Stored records
== == ==

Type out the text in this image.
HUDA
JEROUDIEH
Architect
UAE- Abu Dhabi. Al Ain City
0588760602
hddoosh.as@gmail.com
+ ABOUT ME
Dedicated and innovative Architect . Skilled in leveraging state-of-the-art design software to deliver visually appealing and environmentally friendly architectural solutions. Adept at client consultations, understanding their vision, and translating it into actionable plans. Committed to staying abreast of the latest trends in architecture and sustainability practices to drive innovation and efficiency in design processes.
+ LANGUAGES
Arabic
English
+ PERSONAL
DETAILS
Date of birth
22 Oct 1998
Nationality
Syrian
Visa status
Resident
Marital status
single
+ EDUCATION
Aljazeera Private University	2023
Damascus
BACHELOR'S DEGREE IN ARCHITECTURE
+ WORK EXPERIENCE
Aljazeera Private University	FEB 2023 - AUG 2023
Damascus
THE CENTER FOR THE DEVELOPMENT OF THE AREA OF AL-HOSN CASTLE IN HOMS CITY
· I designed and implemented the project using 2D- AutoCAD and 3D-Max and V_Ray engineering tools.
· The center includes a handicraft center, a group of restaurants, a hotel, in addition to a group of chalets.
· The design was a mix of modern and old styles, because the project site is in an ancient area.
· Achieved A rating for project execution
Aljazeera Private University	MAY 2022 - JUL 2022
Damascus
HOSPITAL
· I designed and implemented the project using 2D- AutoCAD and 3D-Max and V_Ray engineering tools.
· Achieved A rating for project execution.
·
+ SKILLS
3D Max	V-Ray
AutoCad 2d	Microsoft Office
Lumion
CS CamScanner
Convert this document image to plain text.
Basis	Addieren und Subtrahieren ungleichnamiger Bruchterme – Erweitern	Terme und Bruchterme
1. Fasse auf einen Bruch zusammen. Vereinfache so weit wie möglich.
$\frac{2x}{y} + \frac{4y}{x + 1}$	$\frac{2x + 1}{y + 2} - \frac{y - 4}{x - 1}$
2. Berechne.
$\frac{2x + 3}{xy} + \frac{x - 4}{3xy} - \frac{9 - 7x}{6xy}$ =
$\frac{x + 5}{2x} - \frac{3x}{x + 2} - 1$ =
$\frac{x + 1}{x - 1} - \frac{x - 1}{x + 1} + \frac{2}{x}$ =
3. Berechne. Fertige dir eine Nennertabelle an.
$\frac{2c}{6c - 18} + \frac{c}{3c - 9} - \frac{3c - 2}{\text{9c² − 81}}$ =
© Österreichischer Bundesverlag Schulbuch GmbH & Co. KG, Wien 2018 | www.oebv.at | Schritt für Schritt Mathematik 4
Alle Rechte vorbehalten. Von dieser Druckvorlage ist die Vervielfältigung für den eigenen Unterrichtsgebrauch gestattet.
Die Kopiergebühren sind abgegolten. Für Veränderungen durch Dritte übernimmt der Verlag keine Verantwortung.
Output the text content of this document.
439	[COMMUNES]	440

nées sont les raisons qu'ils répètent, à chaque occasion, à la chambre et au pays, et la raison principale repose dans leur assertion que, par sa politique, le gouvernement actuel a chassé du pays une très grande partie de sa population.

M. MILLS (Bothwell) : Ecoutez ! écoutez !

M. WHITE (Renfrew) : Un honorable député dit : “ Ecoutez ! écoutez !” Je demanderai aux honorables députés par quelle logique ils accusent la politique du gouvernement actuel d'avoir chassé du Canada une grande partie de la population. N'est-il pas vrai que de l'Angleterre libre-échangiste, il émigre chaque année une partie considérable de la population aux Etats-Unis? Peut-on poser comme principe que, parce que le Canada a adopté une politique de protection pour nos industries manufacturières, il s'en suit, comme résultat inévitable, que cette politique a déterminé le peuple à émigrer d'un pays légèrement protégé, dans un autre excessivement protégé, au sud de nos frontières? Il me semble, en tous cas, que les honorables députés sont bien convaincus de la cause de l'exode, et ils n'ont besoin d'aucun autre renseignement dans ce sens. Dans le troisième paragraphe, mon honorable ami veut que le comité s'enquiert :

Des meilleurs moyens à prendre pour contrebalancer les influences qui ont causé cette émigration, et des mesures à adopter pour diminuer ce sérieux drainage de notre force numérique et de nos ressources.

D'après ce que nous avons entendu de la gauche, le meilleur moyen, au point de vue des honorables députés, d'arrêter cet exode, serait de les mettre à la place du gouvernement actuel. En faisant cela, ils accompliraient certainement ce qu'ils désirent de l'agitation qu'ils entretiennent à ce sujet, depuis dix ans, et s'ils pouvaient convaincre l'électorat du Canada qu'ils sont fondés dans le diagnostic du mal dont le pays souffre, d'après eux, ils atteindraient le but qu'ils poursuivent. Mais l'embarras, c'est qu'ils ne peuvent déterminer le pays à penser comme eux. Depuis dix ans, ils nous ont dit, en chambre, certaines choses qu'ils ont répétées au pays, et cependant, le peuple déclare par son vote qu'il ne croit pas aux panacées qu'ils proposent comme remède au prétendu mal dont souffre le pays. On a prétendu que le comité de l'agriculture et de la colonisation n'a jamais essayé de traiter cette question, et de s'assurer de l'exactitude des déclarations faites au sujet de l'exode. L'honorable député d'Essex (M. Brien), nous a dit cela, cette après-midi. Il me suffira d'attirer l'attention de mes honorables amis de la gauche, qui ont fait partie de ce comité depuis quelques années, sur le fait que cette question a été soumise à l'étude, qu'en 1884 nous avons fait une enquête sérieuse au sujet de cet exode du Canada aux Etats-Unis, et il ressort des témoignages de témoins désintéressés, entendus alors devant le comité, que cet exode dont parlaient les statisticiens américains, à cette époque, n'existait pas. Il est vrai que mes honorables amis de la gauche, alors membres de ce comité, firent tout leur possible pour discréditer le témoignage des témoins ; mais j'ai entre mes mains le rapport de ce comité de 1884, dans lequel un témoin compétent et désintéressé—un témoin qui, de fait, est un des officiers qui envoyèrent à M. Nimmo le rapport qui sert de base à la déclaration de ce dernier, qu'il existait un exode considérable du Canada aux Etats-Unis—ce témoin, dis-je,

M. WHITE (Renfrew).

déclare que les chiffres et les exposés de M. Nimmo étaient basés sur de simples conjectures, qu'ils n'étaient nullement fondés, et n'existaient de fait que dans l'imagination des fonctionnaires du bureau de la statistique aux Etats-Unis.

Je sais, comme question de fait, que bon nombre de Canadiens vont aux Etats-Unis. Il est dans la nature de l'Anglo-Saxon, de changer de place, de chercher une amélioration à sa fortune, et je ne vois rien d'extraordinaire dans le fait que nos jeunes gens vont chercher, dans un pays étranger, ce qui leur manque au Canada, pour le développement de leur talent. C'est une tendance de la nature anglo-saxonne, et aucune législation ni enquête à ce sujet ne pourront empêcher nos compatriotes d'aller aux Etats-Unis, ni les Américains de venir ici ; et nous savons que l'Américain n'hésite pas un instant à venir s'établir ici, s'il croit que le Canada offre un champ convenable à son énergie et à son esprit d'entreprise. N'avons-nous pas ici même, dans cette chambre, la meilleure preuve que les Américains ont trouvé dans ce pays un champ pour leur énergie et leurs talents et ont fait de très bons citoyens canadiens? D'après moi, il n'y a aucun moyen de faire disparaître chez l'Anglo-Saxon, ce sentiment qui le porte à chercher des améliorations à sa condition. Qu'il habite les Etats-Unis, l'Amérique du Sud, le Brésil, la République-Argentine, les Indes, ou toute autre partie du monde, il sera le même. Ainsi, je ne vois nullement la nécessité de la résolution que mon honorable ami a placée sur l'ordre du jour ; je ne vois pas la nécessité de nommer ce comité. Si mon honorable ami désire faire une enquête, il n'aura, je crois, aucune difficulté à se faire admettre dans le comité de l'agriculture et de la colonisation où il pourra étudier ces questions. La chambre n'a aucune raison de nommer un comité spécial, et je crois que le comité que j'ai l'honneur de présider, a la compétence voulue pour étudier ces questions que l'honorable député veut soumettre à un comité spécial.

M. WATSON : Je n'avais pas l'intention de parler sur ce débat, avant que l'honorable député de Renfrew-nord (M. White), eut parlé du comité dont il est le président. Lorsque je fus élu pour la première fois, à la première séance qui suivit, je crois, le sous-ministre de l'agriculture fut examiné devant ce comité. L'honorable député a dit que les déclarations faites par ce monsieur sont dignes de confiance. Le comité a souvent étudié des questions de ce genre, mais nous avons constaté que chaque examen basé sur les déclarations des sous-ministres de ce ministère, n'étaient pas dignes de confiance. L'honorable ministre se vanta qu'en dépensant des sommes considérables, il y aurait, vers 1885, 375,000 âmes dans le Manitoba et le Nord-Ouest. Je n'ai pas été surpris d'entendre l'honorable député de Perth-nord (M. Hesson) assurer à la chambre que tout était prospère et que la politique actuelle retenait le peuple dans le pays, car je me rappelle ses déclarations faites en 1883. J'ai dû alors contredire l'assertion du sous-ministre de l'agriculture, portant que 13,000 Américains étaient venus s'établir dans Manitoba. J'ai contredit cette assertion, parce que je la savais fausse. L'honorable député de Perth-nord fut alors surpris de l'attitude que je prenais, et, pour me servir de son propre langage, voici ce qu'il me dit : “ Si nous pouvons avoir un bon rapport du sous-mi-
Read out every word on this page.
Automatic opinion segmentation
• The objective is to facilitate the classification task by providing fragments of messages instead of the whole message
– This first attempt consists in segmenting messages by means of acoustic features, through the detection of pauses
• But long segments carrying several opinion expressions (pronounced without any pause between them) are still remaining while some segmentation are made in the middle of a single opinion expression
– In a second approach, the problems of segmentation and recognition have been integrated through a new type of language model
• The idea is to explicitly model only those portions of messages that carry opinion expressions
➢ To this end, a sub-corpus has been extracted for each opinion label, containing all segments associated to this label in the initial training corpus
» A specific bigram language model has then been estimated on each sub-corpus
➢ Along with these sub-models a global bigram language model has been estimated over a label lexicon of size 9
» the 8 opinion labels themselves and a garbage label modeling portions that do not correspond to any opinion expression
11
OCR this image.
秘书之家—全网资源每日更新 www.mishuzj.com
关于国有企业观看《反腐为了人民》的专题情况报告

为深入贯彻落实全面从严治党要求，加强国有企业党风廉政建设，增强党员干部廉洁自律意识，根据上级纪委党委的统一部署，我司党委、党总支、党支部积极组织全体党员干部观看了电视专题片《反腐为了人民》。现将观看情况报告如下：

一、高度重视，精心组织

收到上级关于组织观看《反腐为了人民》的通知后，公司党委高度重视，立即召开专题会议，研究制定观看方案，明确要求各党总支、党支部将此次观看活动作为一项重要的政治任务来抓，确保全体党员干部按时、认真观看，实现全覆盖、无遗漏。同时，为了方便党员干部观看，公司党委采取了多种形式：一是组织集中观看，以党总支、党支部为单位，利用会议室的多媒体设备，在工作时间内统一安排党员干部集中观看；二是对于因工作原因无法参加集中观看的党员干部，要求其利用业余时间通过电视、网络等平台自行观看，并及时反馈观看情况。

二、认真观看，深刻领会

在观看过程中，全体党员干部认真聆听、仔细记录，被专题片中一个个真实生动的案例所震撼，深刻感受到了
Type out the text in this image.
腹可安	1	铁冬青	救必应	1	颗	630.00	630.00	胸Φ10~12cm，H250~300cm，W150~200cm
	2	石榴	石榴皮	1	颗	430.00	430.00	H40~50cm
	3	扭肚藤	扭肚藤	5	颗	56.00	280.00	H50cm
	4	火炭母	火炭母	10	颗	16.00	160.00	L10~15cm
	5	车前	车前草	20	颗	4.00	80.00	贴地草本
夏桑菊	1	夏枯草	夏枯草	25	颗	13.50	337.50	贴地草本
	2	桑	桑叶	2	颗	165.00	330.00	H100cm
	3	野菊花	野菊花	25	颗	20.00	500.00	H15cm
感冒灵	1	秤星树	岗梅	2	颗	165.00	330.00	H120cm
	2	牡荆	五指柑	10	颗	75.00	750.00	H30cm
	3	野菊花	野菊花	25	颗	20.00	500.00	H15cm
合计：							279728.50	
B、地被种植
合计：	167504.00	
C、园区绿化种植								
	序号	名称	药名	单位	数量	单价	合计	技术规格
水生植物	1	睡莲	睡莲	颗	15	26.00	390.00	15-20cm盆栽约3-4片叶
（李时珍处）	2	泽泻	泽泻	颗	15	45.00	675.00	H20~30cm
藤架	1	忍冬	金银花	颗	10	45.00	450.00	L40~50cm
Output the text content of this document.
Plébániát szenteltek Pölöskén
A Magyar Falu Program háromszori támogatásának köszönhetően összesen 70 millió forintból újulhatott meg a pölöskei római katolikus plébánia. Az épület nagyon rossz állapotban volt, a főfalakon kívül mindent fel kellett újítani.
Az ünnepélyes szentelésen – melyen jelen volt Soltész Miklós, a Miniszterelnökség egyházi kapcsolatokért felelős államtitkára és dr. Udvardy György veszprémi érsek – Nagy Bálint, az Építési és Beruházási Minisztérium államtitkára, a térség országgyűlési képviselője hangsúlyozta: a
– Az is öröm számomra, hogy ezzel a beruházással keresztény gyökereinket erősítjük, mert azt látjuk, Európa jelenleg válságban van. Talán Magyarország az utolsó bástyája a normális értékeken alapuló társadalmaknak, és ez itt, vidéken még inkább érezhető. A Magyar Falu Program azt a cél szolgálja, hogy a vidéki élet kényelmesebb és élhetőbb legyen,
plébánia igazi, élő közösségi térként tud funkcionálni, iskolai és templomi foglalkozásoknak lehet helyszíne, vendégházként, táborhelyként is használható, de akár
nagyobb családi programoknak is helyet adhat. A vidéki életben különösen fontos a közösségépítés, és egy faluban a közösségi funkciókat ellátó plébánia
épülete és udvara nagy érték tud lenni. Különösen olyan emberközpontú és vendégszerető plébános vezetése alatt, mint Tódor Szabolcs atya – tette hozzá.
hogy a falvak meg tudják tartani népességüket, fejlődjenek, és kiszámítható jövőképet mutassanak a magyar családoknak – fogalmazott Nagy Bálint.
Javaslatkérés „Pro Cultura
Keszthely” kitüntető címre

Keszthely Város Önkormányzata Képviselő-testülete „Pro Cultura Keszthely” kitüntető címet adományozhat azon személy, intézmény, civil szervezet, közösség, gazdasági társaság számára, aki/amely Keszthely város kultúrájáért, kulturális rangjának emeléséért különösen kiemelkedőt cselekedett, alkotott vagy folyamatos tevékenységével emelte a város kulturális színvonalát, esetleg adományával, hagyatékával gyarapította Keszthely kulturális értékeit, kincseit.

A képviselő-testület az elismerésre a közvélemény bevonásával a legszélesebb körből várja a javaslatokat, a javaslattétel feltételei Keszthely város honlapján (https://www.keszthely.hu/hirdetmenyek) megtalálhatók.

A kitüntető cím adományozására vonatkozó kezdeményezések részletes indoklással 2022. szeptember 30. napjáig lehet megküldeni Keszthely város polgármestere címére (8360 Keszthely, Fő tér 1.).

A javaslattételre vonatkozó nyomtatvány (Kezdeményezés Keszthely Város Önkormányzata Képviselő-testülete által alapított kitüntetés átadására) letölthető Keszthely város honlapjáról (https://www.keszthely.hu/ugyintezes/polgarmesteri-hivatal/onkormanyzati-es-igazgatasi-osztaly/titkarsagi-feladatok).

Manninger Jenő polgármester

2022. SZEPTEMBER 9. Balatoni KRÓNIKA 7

== == ==

Return each full line of the entries that contains the word "plébánia".

A Magyar Falu Program háromszori támogatásának köszönhetően összesen 70 millió forintból újulhatott meg a pölöskei római katolikus plébánia. Az épület nagyon rossz állapotban volt, a főfalakon kívül mindent fel kellett újítani.
plébánia igazi, élő közösségi térként tud funkcionálni, iskolai és templomi foglalkozásoknak lehet helyszíne, vendégházként, táborhelyként is használható, de akár
nagyobb családi programoknak is helyet adhat. A vidéki életben különösen fontos a közösségépítés, és egy faluban a közösségi funkciókat ellátó plébánia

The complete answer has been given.